Repeat, exactly and completely, the entries shown underneath.

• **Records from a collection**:
========================================

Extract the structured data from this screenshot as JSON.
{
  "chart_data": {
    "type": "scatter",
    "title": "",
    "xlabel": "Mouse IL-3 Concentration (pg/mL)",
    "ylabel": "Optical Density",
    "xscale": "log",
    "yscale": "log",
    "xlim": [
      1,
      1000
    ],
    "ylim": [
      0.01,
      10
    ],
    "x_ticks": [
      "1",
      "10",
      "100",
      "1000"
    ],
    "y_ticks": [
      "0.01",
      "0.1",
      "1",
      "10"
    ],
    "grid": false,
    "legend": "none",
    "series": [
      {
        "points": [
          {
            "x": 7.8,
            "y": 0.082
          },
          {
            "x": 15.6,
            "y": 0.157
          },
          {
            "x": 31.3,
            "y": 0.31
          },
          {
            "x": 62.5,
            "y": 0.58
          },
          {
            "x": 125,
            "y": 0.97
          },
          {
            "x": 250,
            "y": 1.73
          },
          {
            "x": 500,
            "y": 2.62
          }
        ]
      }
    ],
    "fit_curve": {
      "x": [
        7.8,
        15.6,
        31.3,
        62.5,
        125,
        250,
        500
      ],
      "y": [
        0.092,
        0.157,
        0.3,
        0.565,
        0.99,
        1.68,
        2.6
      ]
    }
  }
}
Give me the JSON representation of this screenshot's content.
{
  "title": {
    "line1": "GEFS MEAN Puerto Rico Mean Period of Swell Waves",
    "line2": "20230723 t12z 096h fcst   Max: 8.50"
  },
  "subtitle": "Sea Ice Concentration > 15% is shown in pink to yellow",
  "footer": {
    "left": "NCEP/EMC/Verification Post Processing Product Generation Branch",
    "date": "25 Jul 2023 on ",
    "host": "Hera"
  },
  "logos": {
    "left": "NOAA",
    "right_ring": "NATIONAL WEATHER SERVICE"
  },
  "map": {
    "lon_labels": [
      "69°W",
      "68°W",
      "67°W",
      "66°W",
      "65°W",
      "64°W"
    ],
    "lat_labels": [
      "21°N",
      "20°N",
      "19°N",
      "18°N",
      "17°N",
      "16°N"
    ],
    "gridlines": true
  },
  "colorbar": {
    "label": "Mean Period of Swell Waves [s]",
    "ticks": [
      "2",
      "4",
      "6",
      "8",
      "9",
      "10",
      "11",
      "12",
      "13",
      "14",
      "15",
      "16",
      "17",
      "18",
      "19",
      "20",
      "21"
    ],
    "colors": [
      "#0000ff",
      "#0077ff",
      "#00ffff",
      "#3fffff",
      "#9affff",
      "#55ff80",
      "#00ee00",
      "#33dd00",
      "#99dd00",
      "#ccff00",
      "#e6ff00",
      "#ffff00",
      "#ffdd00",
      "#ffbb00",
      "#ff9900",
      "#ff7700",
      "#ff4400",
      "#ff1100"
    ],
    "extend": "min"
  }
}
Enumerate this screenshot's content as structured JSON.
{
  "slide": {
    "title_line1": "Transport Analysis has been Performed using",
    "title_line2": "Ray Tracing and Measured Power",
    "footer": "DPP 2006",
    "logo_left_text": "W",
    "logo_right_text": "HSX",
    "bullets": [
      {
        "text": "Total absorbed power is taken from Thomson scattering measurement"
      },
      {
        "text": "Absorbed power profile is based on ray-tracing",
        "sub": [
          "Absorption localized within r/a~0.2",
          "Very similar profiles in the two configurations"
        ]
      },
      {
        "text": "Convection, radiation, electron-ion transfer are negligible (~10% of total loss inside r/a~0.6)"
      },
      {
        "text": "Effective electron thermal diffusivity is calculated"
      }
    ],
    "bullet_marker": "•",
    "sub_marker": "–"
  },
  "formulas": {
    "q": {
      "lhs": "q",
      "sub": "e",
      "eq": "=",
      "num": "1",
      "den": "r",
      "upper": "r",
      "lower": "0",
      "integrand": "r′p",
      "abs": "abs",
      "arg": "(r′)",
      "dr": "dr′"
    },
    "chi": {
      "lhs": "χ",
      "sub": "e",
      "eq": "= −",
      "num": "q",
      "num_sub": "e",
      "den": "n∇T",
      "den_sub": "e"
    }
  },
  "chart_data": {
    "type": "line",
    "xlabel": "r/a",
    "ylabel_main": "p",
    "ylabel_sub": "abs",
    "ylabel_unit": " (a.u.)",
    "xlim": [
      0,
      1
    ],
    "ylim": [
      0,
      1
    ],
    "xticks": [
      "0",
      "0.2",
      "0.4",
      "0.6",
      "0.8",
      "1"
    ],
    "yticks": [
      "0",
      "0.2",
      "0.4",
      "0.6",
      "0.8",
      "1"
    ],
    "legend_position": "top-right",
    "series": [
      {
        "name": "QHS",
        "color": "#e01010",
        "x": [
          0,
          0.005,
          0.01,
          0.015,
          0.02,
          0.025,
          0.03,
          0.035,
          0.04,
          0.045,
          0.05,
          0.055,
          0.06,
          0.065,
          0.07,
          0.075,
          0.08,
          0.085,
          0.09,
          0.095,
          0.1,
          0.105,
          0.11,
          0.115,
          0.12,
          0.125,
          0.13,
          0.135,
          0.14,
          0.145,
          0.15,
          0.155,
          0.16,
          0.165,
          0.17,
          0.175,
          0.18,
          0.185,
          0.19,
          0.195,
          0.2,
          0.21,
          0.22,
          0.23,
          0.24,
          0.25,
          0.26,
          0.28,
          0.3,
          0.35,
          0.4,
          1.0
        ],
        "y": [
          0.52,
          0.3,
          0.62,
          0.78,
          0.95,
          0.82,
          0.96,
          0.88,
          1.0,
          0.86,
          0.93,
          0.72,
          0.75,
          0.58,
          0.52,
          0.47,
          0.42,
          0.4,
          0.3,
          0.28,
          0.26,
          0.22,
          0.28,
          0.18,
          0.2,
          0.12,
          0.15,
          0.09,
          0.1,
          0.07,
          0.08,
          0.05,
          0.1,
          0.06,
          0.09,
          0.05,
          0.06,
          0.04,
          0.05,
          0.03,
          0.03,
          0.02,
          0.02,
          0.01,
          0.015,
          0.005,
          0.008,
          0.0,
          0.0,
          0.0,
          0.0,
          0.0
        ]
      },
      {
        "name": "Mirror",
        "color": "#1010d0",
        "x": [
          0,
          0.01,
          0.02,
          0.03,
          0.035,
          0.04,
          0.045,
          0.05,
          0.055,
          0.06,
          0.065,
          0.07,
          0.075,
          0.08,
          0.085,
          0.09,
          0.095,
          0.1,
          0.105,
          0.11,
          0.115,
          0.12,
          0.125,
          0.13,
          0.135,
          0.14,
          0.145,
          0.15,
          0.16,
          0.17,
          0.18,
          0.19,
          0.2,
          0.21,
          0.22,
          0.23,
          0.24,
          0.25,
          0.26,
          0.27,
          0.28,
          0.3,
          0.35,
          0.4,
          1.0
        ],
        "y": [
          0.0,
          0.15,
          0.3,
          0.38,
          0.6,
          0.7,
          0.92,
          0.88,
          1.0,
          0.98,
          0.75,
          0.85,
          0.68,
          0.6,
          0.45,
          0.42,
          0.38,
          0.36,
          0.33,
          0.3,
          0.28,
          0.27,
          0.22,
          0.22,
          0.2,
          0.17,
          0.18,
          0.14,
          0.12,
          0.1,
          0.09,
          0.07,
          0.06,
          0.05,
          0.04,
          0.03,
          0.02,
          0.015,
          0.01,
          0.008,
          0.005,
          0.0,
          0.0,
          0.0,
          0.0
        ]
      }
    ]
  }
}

========================================

• **Result of this task**:
Extract the structured data from this screenshot as JSON.
{
  "chart_data": {
    "type": "scatter",
    "title": "",
    "xlabel": "Mouse IL-3 Concentration (pg/mL)",
    "ylabel": "Optical Density",
    "xscale": "log",
    "yscale": "log",
    "xlim": [
      1,
      1000
    ],
    "ylim": [
      0.01,
      10
    ],
    "x_ticks": [
      "1",
      "10",
      "100",
      "1000"
    ],
    "y_ticks": [
      "0.01",
      "0.1",
      "1",
      "10"
    ],
    "grid": false,
    "legend": "none",
    "series": [
      {
        "points": [
          {
            "x": 7.8,
            "y": 0.082
          },
          {
            "x": 15.6,
            "y": 0.157
          },
          {
            "x": 31.3,
            "y": 0.31
          },
          {
            "x": 62.5,
            "y": 0.58
          },
          {
            "x": 125,
            "y": 0.97
          },
          {
            "x": 250,
            "y": 1.73
          },
          {
            "x": 500,
            "y": 2.62
          }
        ]
      }
    ],
    "fit_curve": {
      "x": [
        7.8,
        15.6,
        31.3,
        62.5,
        125,
        250,
        500
      ],
      "y": [
        0.092,
        0.157,
        0.3,
        0.565,
        0.99,
        1.68,
        2.6
      ]
    }
  }
}
Give me the JSON representation of this screenshot's content.
{
  "title": {
    "line1": "GEFS MEAN Puerto Rico Mean Period of Swell Waves",
    "line2": "20230723 t12z 096h fcst   Max: 8.50"
  },
  "subtitle": "Sea Ice Concentration > 15% is shown in pink to yellow",
  "footer": {
    "left": "NCEP/EMC/Verification Post Processing Product Generation Branch",
    "date": "25 Jul 2023 on ",
    "host": "Hera"
  },
  "logos": {
    "left": "NOAA",
    "right_ring": "NATIONAL WEATHER SERVICE"
  },
  "map": {
    "lon_labels": [
      "69°W",
      "68°W",
      "67°W",
      "66°W",
      "65°W",
      "64°W"
    ],
    "lat_labels": [
      "21°N",
      "20°N",
      "19°N",
      "18°N",
      "17°N",
      "16°N"
    ],
    "gridlines": true
  },
  "colorbar": {
    "label": "Mean Period of Swell Waves [s]",
    "ticks": [
      "2",
      "4",
      "6",
      "8",
      "9",
      "10",
      "11",
      "12",
      "13",
      "14",
      "15",
      "16",
      "17",
      "18",
      "19",
      "20",
      "21"
    ],
    "colors": [
      "#0000ff",
      "#0077ff",
      "#00ffff",
      "#3fffff",
      "#9affff",
      "#55ff80",
      "#00ee00",
      "#33dd00",
      "#99dd00",
      "#ccff00",
      "#e6ff00",
      "#ffff00",
      "#ffdd00",
      "#ffbb00",
      "#ff9900",
      "#ff7700",
      "#ff4400",
      "#ff1100"
    ],
    "extend": "min"
  }
}
Enumerate this screenshot's content as structured JSON.
{
  "slide": {
    "title_line1": "Transport Analysis has been Performed using",
    "title_line2": "Ray Tracing and Measured Power",
    "footer": "DPP 2006",
    "logo_left_text": "W",
    "logo_right_text": "HSX",
    "bullets": [
      {
        "text": "Total absorbed power is taken from Thomson scattering measurement"
      },
      {
        "text": "Absorbed power profile is based on ray-tracing",
        "sub": [
          "Absorption localized within r/a~0.2",
          "Very similar profiles in the two configurations"
        ]
      },
      {
        "text": "Convection, radiation, electron-ion transfer are negligible (~10% of total loss inside r/a~0.6)"
      },
      {
        "text": "Effective electron thermal diffusivity is calculated"
      }
    ],
    "bullet_marker": "•",
    "sub_marker": "–"
  },
  "formulas": {
    "q": {
      "lhs": "q",
      "sub": "e",
      "eq": "=",
      "num": "1",
      "den": "r",
      "upper": "r",
      "lower": "0",
      "integrand": "r′p",
      "abs": "abs",
      "arg": "(r′)",
      "dr": "dr′"
    },
    "chi": {
      "lhs": "χ",
      "sub": "e",
      "eq": "= −",
      "num": "q",
      "num_sub": "e",
      "den": "n∇T",
      "den_sub": "e"
    }
  },
  "chart_data": {
    "type": "line",
    "xlabel": "r/a",
    "ylabel_main": "p",
    "ylabel_sub": "abs",
    "ylabel_unit": " (a.u.)",
    "xlim": [
      0,
      1
    ],
    "ylim": [
      0,
      1
    ],
    "xticks": [
      "0",
      "0.2",
      "0.4",
      "0.6",
      "0.8",
      "1"
    ],
    "yticks": [
      "0",
      "0.2",
      "0.4",
      "0.6",
      "0.8",
      "1"
    ],
    "legend_position": "top-right",
    "series": [
      {
        "name": "QHS",
        "color": "#e01010",
        "x": [
          0,
          0.005,
          0.01,
          0.015,
          0.02,
          0.025,
          0.03,
          0.035,
          0.04,
          0.045,
          0.05,
          0.055,
          0.06,
          0.065,
          0.07,
          0.075,
          0.08,
          0.085,
          0.09,
          0.095,
          0.1,
          0.105,
          0.11,
          0.115,
          0.12,
          0.125,
          0.13,
          0.135,
          0.14,
          0.145,
          0.15,
          0.155,
          0.16,
          0.165,
          0.17,
          0.175,
          0.18,
          0.185,
          0.19,
          0.195,
          0.2,
          0.21,
          0.22,
          0.23,
          0.24,
          0.25,
          0.26,
          0.28,
          0.3,
          0.35,
          0.4,
          1.0
        ],
        "y": [
          0.52,
          0.3,
          0.62,
          0.78,
          0.95,
          0.82,
          0.96,
          0.88,
          1.0,
          0.86,
          0.93,
          0.72,
          0.75,
          0.58,
          0.52,
          0.47,
          0.42,
          0.4,
          0.3,
          0.28,
          0.26,
          0.22,
          0.28,
          0.18,
          0.2,
          0.12,
          0.15,
          0.09,
          0.1,
          0.07,
          0.08,
          0.05,
          0.1,
          0.06,
          0.09,
          0.05,
          0.06,
          0.04,
          0.05,
          0.03,
          0.03,
          0.02,
          0.02,
          0.01,
          0.015,
          0.005,
          0.008,
          0.0,
          0.0,
          0.0,
          0.0,
          0.0
        ]
      },
      {
        "name": "Mirror",
        "color": "#1010d0",
        "x": [
          0,
          0.01,
          0.02,
          0.03,
          0.035,
          0.04,
          0.045,
          0.05,
          0.055,
          0.06,
          0.065,
          0.07,
          0.075,
          0.08,
          0.085,
          0.09,
          0.095,
          0.1,
          0.105,
          0.11,
          0.115,
          0.12,
          0.125,
          0.13,
          0.135,
          0.14,
          0.145,
          0.15,
          0.16,
          0.17,
          0.18,
          0.19,
          0.2,
          0.21,
          0.22,
          0.23,
          0.24,
          0.25,
          0.26,
          0.27,
          0.28,
          0.3,
          0.35,
          0.4,
          1.0
        ],
        "y": [
          0.0,
          0.15,
          0.3,
          0.38,
          0.6,
          0.7,
          0.92,
          0.88,
          1.0,
          0.98,
          0.75,
          0.85,
          0.68,
          0.6,
          0.45,
          0.42,
          0.38,
          0.36,
          0.33,
          0.3,
          0.28,
          0.27,
          0.22,
          0.22,
          0.2,
          0.17,
          0.18,
          0.14,
          0.12,
          0.1,
          0.09,
          0.07,
          0.06,
          0.05,
          0.04,
          0.03,
          0.02,
          0.015,
          0.01,
          0.008,
          0.005,
          0.0,
          0.0,
          0.0,
          0.0
        ]
      }
    ]
  }
}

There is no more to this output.